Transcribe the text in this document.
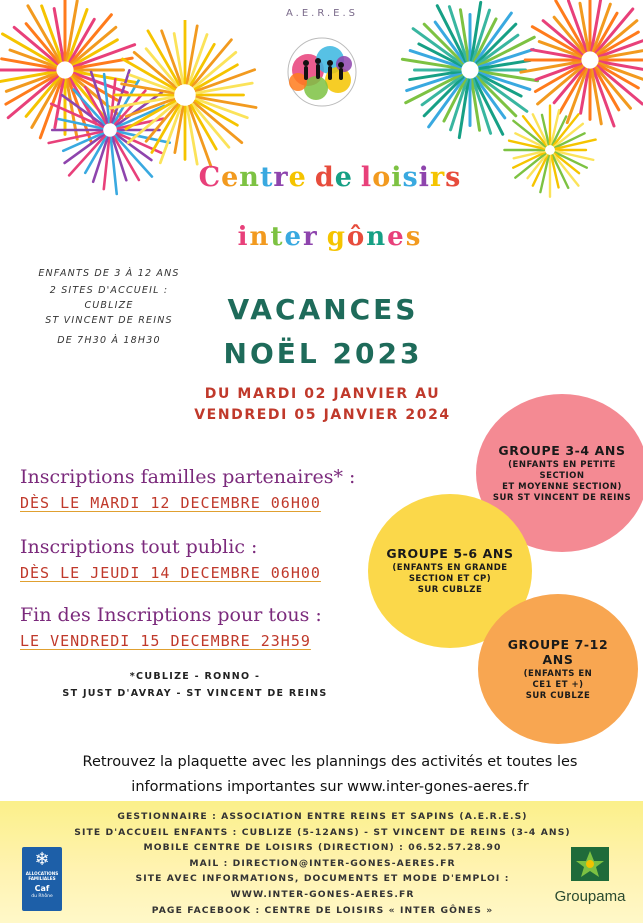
A.E.R.E.S
Centre de loisirs
inter gônes
ENFANTS DE 3 À 12 ANS
2 SITES D'ACCUEIL :
CUBLIZE
ST VINCENT DE REINS
DE 7H30 À 18H30
VACANCES
NOËL 2023
DU MARDI 02 JANVIER AU
VENDREDI 05 JANVIER 2024
GROUPE 3-4 ANS
(ENFANTS EN PETITE
SECTION
ET MOYENNE SECTION)
SUR ST VINCENT DE REINS
GROUPE 5-6 ANS
(ENFANTS EN GRANDE
SECTION ET CP)
SUR CUBLZE
GROUPE 7-12
ANS
(ENFANTS EN
CE1 ET +)
SUR CUBLZE
Inscriptions familles partenaires* :
DÈS LE MARDI 12 DECEMBRE 06H00
Inscriptions tout public :
DÈS LE JEUDI 14 DECEMBRE 06H00
Fin des Inscriptions pour tous :
LE VENDREDI 15 DECEMBRE 23H59
*CUBLIZE - RONNO -
ST JUST D'AVRAY - ST VINCENT DE REINS
Retrouvez la plaquette avec les plannings des activités et toutes les
informations importantes sur www.inter-gones-aeres.fr
GESTIONNAIRE : ASSOCIATION ENTRE REINS ET SAPINS (A.E.R.E.S)
SITE D'ACCUEIL ENFANTS : CUBLIZE (5-12ANS) - ST VINCENT DE REINS (3-4 ANS)
MOBILE CENTRE DE LOISIRS (DIRECTION) : 06.52.57.28.90
MAIL : DIRECTION@INTER-GONES-AERES.FR
SITE AVEC INFORMATIONS, DOCUMENTS ET MODE D'EMPLOI :
WWW.INTER-GONES-AERES.FR
PAGE FACEBOOK : CENTRE DE LOISIRS « INTER GÔNES »
❄
ALLOCATIONS FAMILIALES
Caf
du Rhône	Groupama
____________
**REQUIREMENT**:
Pull every line holding "GROUPE" out of the records.

**EXERCISE RESULT**:
GROUPE 3-4 ANS
GROUPE 5-6 ANS
GROUPE 7-12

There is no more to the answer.